### READING TEXT
Reviewed by Robert Wicks, The University of Auckland

2016.04.01


To appreciate the tremendous impact of German Idealism, we need to reflect solely upon the history of dialectical logic. Consider how Marxism -- one of its immediate offspring -- inspired the Russian Revolution of 1917 and the subsequent history of the Soviet Union and China. It is also difficult to forget in later years the Post-World War II nuclear confrontation between the U.S.S.R. and the U.S.A. in October 1962. Among German Idealist philosophers, even the lesser-known Karl Christian Friedrich Krause, the panentheist and inspirational figure behind Krausism, can claim an influence that extends far beyond his own lifetime to the Cuban Revolution of the 1950's.[1]

Understanding the importance of German Idealism, Cambridge University Press has published a four-volume series, The Impact of Idealism: The Legacy of Post-Kantian German Thought, edited by Nicholas Boyle and Liz Disley. The first volume focusses upon philosophy and the natural sciences, the second, upon historical, social and political thought, the third -- our present subject, edited by Christoph Jamme (Leuphana University Lüneburg) and Ian Cooper (University of Kent) -- highlights aesthetics and literature in a collection of thirteen essays, and the fourth, religion.

The third volume explores the impact of German Idealism in relation to the rise of academic aesthetics (Jamme), Hegel's philosophy of action (Klaus Vieweg), Hegel's theory of tragedy (Allen Speight), Hegel's influence on contemporary philosophy of art (Stephen Houlgate), romanticism and literature (Stefan Matuschek), nineteenth-century German literature (Cooper), British and American literature (Richard Eldridge), Schopenhauer and Beckett (Ulrich Pothast), music (Roger Scruton; Andrew Bowie), architecture (Felix Saure; Petra Lohmann) and museums in Massachusetts (Ivan Gaskell). Approximately half of the scholars (Jamme, Vieweg, Matuschek, Pothast, Saure, Lohmann) are based in Germany, write in German, and offer a fresh perspective on these topics for English-speaking readers. Cooper's introduction summarizes each essay briefly in a clear, descriptive overview.

The volume's opening essay, "The Legacy of Idealism and the Rise of Academic Aesthetics," by Jamme, sets the scene by reflecting upon some difficulties in defining German Idealism. Jamme observes that if one identifies Kant, Fichte, Schelling and Hegel as the principal thinkers, the sharp differences between them quickly undercut attempts to circumscribe their commonalities. Aiming to include significantly Hölderlin, Novalis, Friedrich Schlegel and Schleiermacher among the influential authors of the time, Jamme's preferred approach -- one inspired by Walter Jaeschke -- is to speak more comprehensively of "classical German philosophy."

### STATED TASK 1
Edit the records from their first line through the line containing "y-tick-label: 34.0 (550, 623, 575, 638)", both ends included, replacing "y-tick-label" with "y-axis-tick" and leaving everything else unchanged.
The review and the records are unrelated, independent sources.

### STORED RECORDS
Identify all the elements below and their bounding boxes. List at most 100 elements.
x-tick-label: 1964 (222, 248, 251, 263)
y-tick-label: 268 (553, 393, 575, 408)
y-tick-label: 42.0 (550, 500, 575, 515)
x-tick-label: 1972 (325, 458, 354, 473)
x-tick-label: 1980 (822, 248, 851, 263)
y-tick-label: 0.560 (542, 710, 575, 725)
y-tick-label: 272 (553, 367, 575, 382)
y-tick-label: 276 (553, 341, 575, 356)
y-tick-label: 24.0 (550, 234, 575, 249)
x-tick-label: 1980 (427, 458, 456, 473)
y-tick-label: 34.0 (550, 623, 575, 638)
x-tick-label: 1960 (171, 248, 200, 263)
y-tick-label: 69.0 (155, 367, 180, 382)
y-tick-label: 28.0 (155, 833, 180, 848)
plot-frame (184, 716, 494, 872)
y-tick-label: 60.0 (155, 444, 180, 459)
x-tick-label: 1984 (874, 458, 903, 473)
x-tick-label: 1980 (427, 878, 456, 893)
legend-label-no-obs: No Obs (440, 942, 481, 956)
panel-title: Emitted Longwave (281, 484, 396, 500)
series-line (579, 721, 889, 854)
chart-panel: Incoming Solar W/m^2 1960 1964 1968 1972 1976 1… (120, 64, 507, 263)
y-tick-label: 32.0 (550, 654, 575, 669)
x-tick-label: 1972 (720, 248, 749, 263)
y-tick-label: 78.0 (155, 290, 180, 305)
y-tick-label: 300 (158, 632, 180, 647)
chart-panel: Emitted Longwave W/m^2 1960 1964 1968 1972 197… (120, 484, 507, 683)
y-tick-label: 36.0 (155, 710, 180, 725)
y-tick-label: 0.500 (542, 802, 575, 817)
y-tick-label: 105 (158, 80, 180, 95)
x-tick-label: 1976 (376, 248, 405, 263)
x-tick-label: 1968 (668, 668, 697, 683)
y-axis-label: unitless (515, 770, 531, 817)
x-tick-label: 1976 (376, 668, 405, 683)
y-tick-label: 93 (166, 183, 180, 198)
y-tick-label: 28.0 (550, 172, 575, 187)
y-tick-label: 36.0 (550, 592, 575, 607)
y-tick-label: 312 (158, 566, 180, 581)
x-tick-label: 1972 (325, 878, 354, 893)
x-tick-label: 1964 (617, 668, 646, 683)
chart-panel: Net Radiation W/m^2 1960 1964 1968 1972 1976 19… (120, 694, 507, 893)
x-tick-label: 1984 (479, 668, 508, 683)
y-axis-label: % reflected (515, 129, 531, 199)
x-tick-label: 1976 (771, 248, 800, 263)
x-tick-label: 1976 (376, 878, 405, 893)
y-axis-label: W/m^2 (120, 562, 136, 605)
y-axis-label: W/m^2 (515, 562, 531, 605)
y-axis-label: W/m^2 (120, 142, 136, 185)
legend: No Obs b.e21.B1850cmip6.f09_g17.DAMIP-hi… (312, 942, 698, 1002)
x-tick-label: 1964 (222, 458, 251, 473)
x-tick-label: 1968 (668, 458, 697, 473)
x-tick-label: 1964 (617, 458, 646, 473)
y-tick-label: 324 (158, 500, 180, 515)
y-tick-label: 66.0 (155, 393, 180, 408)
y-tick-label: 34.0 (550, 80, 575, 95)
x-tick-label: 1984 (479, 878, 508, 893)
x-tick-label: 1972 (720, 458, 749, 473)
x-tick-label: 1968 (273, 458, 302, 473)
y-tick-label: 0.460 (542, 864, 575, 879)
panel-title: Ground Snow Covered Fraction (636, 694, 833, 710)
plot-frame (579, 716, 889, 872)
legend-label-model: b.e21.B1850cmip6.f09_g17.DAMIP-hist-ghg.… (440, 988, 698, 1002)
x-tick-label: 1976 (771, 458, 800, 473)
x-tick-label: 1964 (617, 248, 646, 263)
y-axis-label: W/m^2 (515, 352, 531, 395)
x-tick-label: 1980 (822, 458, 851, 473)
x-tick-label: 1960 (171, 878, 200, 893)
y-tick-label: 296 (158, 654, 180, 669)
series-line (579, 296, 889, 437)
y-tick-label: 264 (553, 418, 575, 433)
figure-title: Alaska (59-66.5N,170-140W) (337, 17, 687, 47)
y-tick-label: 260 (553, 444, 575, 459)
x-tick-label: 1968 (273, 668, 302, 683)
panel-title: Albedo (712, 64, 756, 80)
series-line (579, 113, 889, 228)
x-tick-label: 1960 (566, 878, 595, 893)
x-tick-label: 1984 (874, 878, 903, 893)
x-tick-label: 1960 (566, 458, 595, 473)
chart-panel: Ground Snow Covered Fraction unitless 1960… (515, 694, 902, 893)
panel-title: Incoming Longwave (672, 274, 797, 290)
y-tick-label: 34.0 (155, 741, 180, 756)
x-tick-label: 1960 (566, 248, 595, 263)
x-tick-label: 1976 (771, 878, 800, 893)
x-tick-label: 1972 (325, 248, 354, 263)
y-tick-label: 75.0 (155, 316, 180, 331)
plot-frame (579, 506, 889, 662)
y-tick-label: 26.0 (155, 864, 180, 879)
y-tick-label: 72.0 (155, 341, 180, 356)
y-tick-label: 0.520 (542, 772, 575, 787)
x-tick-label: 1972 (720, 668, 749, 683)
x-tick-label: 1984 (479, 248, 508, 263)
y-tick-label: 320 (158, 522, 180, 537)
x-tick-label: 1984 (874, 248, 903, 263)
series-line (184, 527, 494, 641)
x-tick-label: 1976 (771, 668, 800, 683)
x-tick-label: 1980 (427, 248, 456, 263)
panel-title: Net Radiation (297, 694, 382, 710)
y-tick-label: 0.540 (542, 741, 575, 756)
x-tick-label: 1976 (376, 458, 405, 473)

### STATED TASK 2
According to the review, who edited the third volume of the series?

### CORRECT RESULT 1
Identify all the elements below and their bounding boxes. List at most 100 elements.
x-tick-label: 1964 (222, 248, 251, 263)
y-axis-tick: 268 (553, 393, 575, 408)
y-axis-tick: 42.0 (550, 500, 575, 515)
x-tick-label: 1972 (325, 458, 354, 473)
x-tick-label: 1980 (822, 248, 851, 263)
y-axis-tick: 0.560 (542, 710, 575, 725)
y-axis-tick: 272 (553, 367, 575, 382)
y-axis-tick: 276 (553, 341, 575, 356)
y-axis-tick: 24.0 (550, 234, 575, 249)
x-tick-label: 1980 (427, 458, 456, 473)
y-axis-tick: 34.0 (550, 623, 575, 638)

### CORRECT RESULT 2
Christoph Jamme and Ian Cooper